Data entries
==========

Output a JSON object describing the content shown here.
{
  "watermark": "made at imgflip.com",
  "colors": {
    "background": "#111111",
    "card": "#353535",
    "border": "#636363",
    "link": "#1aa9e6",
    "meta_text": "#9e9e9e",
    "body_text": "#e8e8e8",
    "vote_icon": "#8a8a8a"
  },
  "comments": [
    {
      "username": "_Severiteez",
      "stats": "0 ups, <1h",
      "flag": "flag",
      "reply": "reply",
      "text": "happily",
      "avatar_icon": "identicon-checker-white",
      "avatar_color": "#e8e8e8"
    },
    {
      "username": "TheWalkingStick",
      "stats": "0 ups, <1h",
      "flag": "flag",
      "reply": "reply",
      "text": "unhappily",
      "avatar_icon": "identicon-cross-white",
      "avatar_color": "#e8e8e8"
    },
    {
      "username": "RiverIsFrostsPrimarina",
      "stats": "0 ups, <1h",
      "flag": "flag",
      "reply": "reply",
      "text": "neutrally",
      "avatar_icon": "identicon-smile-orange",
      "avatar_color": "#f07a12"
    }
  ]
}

==========

* Exercise goal
Would you give the material above again, complete and exact?

* Complete response
Output a JSON object describing the content shown here.
{
  "watermark": "made at imgflip.com",
  "colors": {
    "background": "#111111",
    "card": "#353535",
    "border": "#636363",
    "link": "#1aa9e6",
    "meta_text": "#9e9e9e",
    "body_text": "#e8e8e8",
    "vote_icon": "#8a8a8a"
  },
  "comments": [
    {
      "username": "_Severiteez",
      "stats": "0 ups, <1h",
      "flag": "flag",
      "reply": "reply",
      "text": "happily",
      "avatar_icon": "identicon-checker-white",
      "avatar_color": "#e8e8e8"
    },
    {
      "username": "TheWalkingStick",
      "stats": "0 ups, <1h",
      "flag": "flag",
      "reply": "reply",
      "text": "unhappily",
      "avatar_icon": "identicon-cross-white",
      "avatar_color": "#e8e8e8"
    },
    {
      "username": "RiverIsFrostsPrimarina",
      "stats": "0 ups, <1h",
      "flag": "flag",
      "reply": "reply",
      "text": "neutrally",
      "avatar_icon": "identicon-smile-orange",
      "avatar_color": "#f07a12"
    }
  ]
}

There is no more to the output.